┌─ Input

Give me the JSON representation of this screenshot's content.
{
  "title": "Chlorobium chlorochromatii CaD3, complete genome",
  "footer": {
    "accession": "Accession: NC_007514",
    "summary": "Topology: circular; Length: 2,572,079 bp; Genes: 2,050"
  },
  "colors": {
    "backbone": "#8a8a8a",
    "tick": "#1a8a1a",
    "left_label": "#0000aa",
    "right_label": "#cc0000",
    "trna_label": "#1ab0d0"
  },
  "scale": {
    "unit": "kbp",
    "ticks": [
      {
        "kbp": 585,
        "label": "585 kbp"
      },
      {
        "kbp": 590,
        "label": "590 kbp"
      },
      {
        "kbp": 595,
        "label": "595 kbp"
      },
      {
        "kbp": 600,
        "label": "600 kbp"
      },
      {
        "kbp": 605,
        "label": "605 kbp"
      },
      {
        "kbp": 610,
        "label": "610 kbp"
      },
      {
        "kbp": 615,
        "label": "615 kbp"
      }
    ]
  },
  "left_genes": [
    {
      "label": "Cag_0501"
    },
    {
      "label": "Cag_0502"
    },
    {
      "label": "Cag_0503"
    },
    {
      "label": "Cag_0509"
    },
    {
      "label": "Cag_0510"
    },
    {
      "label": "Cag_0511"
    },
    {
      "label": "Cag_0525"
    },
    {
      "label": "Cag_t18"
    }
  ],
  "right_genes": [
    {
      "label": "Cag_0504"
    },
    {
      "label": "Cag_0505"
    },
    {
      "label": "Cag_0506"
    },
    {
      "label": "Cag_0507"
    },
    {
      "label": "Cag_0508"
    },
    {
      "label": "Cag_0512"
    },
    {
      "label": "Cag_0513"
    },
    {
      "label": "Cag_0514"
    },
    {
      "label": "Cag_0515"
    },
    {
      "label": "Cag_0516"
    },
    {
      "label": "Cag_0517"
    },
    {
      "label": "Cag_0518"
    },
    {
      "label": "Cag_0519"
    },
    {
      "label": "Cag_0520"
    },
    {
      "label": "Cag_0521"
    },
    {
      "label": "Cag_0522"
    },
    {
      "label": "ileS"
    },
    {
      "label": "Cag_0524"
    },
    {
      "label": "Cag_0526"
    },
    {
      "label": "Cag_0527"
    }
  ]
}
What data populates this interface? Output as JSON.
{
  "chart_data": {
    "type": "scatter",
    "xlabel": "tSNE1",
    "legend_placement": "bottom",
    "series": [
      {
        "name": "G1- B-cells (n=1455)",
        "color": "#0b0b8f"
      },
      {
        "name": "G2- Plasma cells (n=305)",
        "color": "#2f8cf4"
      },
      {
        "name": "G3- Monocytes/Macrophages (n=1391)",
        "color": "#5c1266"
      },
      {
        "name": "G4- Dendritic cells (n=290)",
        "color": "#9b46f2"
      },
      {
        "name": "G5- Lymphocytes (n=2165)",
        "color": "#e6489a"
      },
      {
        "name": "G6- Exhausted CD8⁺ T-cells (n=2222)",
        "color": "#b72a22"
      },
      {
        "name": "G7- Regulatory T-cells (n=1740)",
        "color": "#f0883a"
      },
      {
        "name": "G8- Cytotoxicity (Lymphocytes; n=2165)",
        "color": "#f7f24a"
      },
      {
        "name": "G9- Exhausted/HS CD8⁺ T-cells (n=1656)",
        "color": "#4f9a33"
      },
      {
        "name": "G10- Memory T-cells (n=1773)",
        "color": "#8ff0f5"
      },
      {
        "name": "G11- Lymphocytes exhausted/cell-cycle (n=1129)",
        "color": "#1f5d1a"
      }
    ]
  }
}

└─

**Task requirements:**
Give back, unchanged, every line from the one with "What data populates" to the end of the entries above.

**Exercise output:**
What data populates this interface? Output as JSON.
{
  "chart_data": {
    "type": "scatter",
    "xlabel": "tSNE1",
    "legend_placement": "bottom",
    "series": [
      {
        "name": "G1- B-cells (n=1455)",
        "color": "#0b0b8f"
      },
      {
        "name": "G2- Plasma cells (n=305)",
        "color": "#2f8cf4"
      },
      {
        "name": "G3- Monocytes/Macrophages (n=1391)",
        "color": "#5c1266"
      },
      {
        "name": "G4- Dendritic cells (n=290)",
        "color": "#9b46f2"
      },
      {
        "name": "G5- Lymphocytes (n=2165)",
        "color": "#e6489a"
      },
      {
        "name": "G6- Exhausted CD8⁺ T-cells (n=2222)",
        "color": "#b72a22"
      },
      {
        "name": "G7- Regulatory T-cells (n=1740)",
        "color": "#f0883a"
      },
      {
        "name": "G8- Cytotoxicity (Lymphocytes; n=2165)",
        "color": "#f7f24a"
      },
      {
        "name": "G9- Exhausted/HS CD8⁺ T-cells (n=1656)",
        "color": "#4f9a33"
      },
      {
        "name": "G10- Memory T-cells (n=1773)",
        "color": "#8ff0f5"
      },
      {
        "name": "G11- Lymphocytes exhausted/cell-cycle (n=1129)",
        "color": "#1f5d1a"
      }
    ]
  }
}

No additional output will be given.